§ **EXERCISE GOAL**
Output the records exactly as they appear, with no pictures included.

(Saved data entries)
/---
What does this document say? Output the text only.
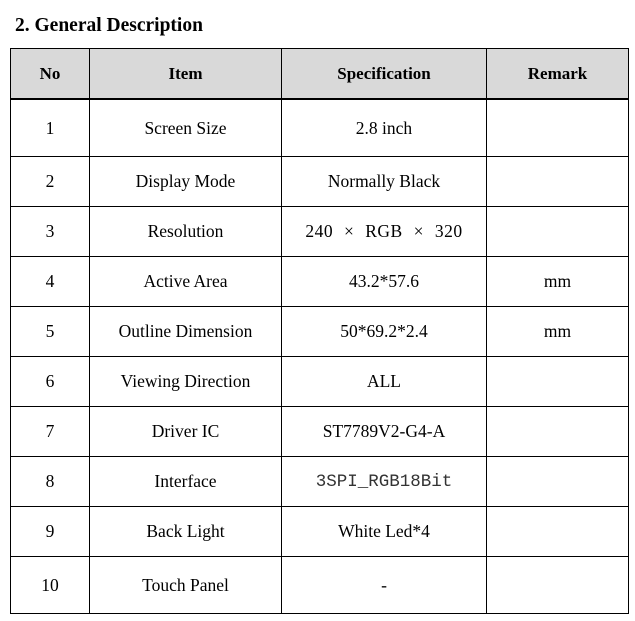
2. General Description
No	Item	Specification	Remark
1	Screen Size	2.8 inch	
2	Display Mode	Normally Black	
3	Resolution	240 × RGB × 320	
4	Active Area	43.2*57.6	mm
5	Outline Dimension	50*69.2*2.4	mm
6	Viewing Direction	ALL	
7	Driver IC	ST7789V2-G4-A	
8	Interface	3SPI_RGB18Bit	
9	Back Light	White Led*4	
10	Touch Panel	-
\---
§ **FINISHED ANSWER**
What does this document say? Output the text only.
2. General Description
No	Item	Specification	Remark
1	Screen Size	2.8 inch	
2	Display Mode	Normally Black	
3	Resolution	240 × RGB × 320	
4	Active Area	43.2*57.6	mm
5	Outline Dimension	50*69.2*2.4	mm
6	Viewing Direction	ALL	
7	Driver IC	ST7789V2-G4-A	
8	Interface	3SPI_RGB18Bit	
9	Back Light	White Led*4	
10	Touch Panel	-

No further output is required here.